#### Records for the task
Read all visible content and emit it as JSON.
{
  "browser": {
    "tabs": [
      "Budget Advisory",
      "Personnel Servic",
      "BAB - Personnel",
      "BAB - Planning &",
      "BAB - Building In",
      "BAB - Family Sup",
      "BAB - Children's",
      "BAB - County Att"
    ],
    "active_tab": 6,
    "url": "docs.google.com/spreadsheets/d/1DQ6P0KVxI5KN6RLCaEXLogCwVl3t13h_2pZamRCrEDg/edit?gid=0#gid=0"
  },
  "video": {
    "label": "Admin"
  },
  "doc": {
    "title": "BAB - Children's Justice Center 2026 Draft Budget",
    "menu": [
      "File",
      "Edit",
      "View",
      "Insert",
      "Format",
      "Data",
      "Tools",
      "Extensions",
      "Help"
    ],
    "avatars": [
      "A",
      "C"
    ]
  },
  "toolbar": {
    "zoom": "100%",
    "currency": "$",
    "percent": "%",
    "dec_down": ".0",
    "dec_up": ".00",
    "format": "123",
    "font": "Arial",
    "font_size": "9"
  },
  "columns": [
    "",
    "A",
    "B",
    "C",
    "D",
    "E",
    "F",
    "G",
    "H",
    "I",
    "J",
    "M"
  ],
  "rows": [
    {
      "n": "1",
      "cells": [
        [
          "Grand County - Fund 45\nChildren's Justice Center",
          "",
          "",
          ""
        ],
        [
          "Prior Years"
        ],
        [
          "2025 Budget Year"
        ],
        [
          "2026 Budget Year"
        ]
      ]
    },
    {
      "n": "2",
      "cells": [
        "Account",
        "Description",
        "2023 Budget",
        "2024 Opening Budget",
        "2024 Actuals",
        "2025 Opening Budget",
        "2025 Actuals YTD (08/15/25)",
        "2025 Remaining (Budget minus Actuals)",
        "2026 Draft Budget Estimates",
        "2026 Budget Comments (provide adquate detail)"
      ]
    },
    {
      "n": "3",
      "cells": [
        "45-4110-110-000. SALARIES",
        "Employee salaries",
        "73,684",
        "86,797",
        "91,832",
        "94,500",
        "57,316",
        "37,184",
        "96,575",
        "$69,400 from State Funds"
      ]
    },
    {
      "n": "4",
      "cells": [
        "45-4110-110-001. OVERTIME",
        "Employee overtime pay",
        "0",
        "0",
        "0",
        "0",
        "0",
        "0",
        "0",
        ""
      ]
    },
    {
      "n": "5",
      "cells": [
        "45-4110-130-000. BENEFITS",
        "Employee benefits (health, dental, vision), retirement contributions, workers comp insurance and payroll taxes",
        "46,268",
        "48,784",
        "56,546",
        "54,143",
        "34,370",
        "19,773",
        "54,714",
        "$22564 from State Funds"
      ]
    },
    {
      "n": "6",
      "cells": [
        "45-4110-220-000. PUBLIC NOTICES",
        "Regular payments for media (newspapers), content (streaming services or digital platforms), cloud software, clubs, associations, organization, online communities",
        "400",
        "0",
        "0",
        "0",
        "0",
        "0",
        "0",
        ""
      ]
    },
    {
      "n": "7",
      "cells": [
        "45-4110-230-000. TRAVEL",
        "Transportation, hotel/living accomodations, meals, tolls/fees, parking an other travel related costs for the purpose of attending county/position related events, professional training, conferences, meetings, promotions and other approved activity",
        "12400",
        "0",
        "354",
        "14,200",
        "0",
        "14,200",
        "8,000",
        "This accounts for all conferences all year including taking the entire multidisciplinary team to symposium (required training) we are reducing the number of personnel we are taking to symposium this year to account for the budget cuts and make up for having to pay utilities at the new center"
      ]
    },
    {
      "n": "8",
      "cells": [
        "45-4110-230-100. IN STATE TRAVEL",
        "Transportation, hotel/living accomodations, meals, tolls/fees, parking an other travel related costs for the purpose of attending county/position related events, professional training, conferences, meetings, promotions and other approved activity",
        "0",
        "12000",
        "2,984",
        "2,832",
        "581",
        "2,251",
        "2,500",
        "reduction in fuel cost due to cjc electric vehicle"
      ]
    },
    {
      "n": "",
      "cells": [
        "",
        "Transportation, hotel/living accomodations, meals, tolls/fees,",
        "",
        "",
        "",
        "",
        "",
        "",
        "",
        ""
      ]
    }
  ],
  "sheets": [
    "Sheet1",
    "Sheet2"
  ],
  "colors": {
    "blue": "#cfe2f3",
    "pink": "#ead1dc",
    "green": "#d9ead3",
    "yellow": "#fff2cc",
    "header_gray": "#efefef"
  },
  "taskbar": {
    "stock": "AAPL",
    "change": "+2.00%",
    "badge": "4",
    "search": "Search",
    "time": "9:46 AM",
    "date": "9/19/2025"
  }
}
########
| Stated task |
Only lines with "Justice" are wanted here; list each of them.

| Solution for this exercise |
    "title": "BAB - Children's Justice Center 2026 Draft Budget",
          "Grand County - Fund 45\nChildren's Justice Center",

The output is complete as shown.